(TO DO): Quote the whole listing word for word. Do not include the pictures.

○ ○ ○ ○ ○

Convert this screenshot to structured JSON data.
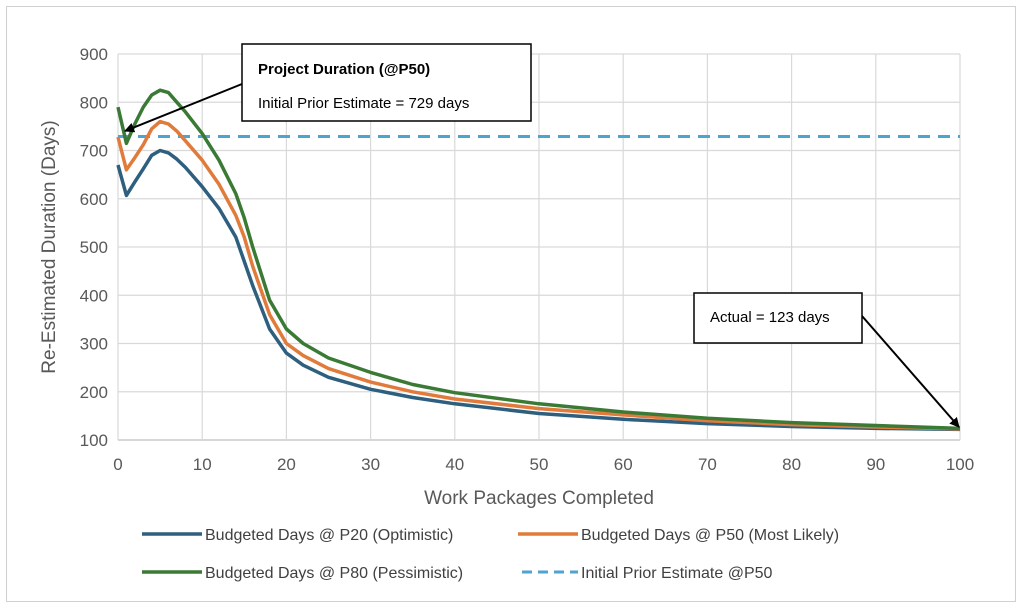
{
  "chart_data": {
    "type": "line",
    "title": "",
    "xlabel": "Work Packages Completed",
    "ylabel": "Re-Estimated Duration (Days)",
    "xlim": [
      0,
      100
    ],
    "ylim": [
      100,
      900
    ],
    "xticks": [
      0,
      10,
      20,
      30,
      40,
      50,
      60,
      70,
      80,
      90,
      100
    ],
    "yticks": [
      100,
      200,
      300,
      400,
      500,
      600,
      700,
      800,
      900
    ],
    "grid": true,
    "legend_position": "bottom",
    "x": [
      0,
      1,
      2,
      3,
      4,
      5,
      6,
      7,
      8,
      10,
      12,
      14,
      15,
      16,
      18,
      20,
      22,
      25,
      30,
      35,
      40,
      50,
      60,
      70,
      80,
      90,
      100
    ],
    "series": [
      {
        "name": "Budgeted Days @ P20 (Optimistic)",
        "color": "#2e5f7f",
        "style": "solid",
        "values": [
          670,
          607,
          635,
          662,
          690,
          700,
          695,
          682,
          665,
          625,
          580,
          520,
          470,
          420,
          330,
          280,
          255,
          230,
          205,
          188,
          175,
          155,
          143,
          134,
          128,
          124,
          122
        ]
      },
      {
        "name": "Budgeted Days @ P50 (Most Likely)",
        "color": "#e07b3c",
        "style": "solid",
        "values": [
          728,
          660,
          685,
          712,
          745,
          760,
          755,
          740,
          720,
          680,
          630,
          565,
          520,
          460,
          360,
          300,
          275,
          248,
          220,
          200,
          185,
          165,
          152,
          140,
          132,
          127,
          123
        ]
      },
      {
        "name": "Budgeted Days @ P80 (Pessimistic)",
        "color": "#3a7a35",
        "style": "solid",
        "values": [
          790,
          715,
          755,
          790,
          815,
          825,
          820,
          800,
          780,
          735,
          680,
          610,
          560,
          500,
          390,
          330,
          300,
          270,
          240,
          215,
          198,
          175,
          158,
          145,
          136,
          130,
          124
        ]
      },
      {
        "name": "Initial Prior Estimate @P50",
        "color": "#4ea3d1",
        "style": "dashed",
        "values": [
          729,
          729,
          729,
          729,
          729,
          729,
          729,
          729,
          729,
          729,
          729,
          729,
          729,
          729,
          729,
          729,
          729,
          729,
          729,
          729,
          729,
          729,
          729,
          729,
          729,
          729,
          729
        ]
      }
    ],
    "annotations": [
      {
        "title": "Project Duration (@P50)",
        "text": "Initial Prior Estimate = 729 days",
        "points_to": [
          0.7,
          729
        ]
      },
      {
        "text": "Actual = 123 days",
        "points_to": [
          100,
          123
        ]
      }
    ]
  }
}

○ ○ ○ ○ ○

(FINISHED ANSWER):
Convert this screenshot to structured JSON data.
{
  "chart_data": {
    "type": "line",
    "title": "",
    "xlabel": "Work Packages Completed",
    "ylabel": "Re-Estimated Duration (Days)",
    "xlim": [
      0,
      100
    ],
    "ylim": [
      100,
      900
    ],
    "xticks": [
      0,
      10,
      20,
      30,
      40,
      50,
      60,
      70,
      80,
      90,
      100
    ],
    "yticks": [
      100,
      200,
      300,
      400,
      500,
      600,
      700,
      800,
      900
    ],
    "grid": true,
    "legend_position": "bottom",
    "x": [
      0,
      1,
      2,
      3,
      4,
      5,
      6,
      7,
      8,
      10,
      12,
      14,
      15,
      16,
      18,
      20,
      22,
      25,
      30,
      35,
      40,
      50,
      60,
      70,
      80,
      90,
      100
    ],
    "series": [
      {
        "name": "Budgeted Days @ P20 (Optimistic)",
        "color": "#2e5f7f",
        "style": "solid",
        "values": [
          670,
          607,
          635,
          662,
          690,
          700,
          695,
          682,
          665,
          625,
          580,
          520,
          470,
          420,
          330,
          280,
          255,
          230,
          205,
          188,
          175,
          155,
          143,
          134,
          128,
          124,
          122
        ]
      },
      {
        "name": "Budgeted Days @ P50 (Most Likely)",
        "color": "#e07b3c",
        "style": "solid",
        "values": [
          728,
          660,
          685,
          712,
          745,
          760,
          755,
          740,
          720,
          680,
          630,
          565,
          520,
          460,
          360,
          300,
          275,
          248,
          220,
          200,
          185,
          165,
          152,
          140,
          132,
          127,
          123
        ]
      },
      {
        "name": "Budgeted Days @ P80 (Pessimistic)",
        "color": "#3a7a35",
        "style": "solid",
        "values": [
          790,
          715,
          755,
          790,
          815,
          825,
          820,
          800,
          780,
          735,
          680,
          610,
          560,
          500,
          390,
          330,
          300,
          270,
          240,
          215,
          198,
          175,
          158,
          145,
          136,
          130,
          124
        ]
      },
      {
        "name": "Initial Prior Estimate @P50",
        "color": "#4ea3d1",
        "style": "dashed",
        "values": [
          729,
          729,
          729,
          729,
          729,
          729,
          729,
          729,
          729,
          729,
          729,
          729,
          729,
          729,
          729,
          729,
          729,
          729,
          729,
          729,
          729,
          729,
          729,
          729,
          729,
          729,
          729
        ]
      }
    ],
    "annotations": [
      {
        "title": "Project Duration (@P50)",
        "text": "Initial Prior Estimate = 729 days",
        "points_to": [
          0.7,
          729
        ]
      },
      {
        "text": "Actual = 123 days",
        "points_to": [
          100,
          123
        ]
      }
    ]
  }
}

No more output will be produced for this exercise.